Prompt :: Below are the records; pull every line that includes "대구국제마라톤".

Supplied records ::

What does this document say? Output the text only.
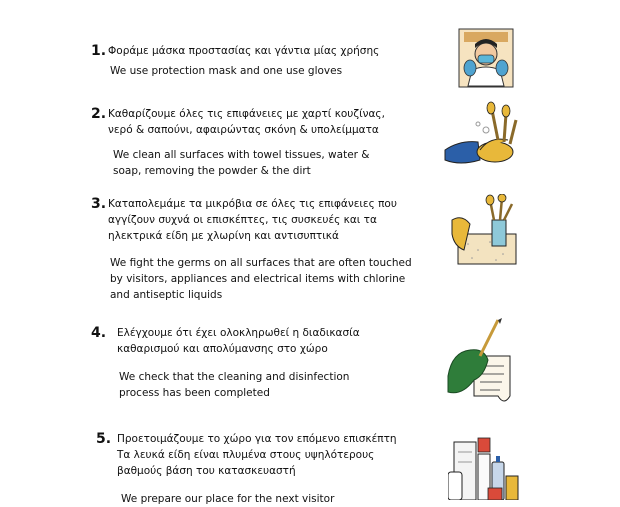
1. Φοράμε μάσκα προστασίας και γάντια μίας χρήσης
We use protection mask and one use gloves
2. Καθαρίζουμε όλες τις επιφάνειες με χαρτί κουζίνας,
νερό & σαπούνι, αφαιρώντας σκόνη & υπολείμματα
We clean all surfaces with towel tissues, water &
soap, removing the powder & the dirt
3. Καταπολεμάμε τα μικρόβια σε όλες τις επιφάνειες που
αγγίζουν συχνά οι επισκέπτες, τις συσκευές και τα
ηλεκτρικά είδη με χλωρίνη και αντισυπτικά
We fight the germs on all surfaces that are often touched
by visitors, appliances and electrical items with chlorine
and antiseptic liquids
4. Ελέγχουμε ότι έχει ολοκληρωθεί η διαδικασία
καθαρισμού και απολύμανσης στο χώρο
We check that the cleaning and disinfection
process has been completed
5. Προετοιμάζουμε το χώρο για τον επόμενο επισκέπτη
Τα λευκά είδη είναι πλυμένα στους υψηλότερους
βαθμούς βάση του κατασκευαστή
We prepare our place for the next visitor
==
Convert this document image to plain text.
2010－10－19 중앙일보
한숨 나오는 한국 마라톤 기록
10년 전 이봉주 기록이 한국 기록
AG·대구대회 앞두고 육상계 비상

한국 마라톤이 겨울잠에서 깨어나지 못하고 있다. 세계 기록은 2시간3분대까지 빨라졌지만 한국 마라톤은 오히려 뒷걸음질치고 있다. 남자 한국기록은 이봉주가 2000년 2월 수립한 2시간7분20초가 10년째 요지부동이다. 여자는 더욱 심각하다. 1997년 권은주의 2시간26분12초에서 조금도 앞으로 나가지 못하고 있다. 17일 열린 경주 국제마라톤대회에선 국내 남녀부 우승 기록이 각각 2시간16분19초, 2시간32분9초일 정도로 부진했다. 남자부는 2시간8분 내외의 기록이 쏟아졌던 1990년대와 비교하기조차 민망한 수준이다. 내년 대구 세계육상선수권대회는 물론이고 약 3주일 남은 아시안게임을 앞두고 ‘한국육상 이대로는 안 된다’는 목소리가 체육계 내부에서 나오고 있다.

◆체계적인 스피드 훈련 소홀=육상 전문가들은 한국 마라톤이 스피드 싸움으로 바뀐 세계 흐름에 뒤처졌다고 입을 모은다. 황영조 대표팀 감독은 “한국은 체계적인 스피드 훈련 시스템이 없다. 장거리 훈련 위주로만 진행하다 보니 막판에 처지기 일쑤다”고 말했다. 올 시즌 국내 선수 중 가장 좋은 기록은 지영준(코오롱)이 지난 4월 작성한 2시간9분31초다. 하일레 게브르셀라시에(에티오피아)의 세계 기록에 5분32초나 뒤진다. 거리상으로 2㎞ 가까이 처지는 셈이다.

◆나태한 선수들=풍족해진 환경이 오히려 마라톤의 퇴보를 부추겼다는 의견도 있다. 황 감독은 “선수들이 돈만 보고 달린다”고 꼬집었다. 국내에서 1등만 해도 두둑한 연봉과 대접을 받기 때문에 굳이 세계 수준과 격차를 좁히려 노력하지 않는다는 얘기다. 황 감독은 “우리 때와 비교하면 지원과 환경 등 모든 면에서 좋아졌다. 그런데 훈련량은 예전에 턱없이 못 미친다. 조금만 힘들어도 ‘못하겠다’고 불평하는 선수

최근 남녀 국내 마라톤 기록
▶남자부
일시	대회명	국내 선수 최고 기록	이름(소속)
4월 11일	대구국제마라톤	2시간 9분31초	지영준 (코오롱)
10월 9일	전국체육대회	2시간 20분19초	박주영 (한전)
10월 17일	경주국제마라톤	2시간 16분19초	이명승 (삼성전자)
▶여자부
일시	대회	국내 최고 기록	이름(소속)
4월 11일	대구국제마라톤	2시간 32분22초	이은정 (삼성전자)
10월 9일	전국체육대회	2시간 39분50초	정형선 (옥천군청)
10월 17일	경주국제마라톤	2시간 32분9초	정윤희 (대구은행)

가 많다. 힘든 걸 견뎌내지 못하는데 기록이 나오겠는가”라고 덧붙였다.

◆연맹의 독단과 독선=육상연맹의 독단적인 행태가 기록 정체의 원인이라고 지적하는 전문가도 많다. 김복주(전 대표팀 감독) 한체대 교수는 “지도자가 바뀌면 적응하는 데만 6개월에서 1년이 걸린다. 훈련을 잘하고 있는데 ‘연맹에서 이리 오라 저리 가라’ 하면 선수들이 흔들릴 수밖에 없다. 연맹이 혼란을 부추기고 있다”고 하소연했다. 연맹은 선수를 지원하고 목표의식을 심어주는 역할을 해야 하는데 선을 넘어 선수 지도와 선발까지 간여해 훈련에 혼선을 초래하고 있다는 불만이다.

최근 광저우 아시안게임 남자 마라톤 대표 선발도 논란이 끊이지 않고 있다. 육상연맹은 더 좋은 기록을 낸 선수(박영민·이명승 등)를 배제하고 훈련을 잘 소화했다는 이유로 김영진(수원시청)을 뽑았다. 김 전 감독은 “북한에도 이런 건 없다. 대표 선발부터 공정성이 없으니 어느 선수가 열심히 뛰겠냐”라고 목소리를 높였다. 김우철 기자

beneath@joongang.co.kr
---
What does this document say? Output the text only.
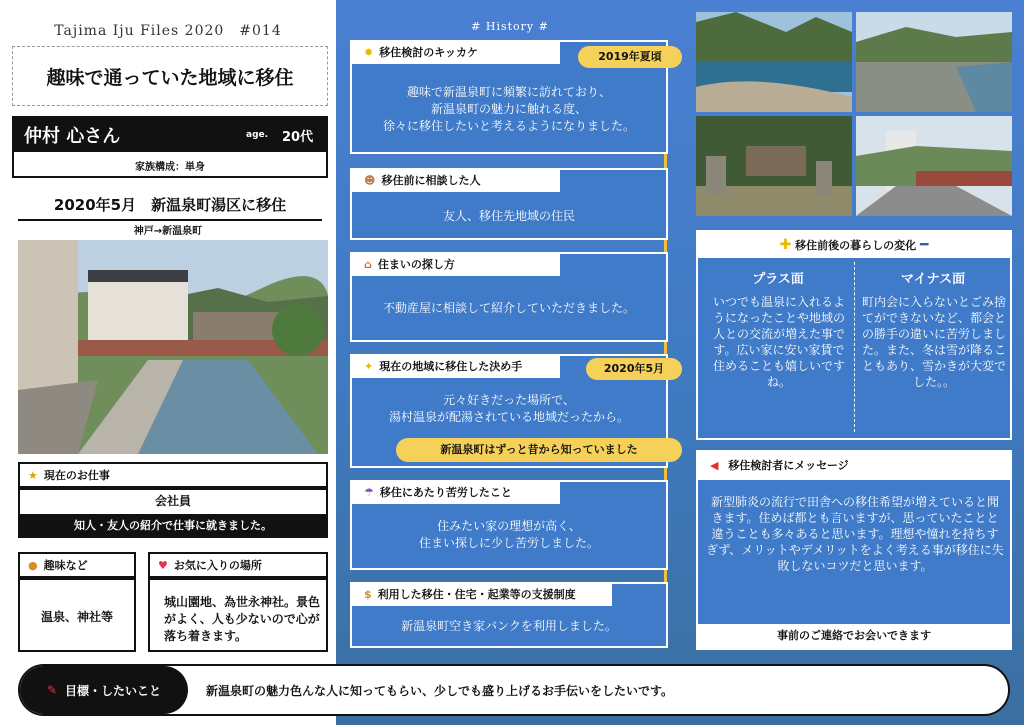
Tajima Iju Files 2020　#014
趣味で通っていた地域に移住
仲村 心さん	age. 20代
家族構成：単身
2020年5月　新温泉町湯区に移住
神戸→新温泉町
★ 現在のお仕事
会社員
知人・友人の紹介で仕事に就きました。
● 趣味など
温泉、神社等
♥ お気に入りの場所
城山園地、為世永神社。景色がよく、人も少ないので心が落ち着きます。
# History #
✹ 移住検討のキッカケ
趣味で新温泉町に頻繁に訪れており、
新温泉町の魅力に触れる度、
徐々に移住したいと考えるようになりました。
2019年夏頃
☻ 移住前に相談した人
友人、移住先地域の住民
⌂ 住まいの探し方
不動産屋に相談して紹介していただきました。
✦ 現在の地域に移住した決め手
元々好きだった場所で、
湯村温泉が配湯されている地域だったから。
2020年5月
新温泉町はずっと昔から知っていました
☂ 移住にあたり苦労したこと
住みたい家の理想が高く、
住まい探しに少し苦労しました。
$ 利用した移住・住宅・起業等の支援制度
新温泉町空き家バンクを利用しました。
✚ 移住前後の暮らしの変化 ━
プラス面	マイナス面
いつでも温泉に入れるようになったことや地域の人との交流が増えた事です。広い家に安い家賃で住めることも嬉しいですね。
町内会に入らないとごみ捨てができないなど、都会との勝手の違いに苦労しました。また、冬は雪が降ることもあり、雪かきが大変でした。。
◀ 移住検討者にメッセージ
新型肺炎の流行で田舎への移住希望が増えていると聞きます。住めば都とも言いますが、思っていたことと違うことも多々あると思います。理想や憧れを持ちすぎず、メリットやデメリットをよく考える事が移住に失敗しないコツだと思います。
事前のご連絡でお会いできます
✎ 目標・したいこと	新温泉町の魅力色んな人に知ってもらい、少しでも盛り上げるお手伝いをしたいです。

In response ::
4월 11일	대구국제마라톤	2시간 9분31초	지영준 (코오롱)
4월 11일	대구국제마라톤	2시간 32분22초	이은정 (삼성전자)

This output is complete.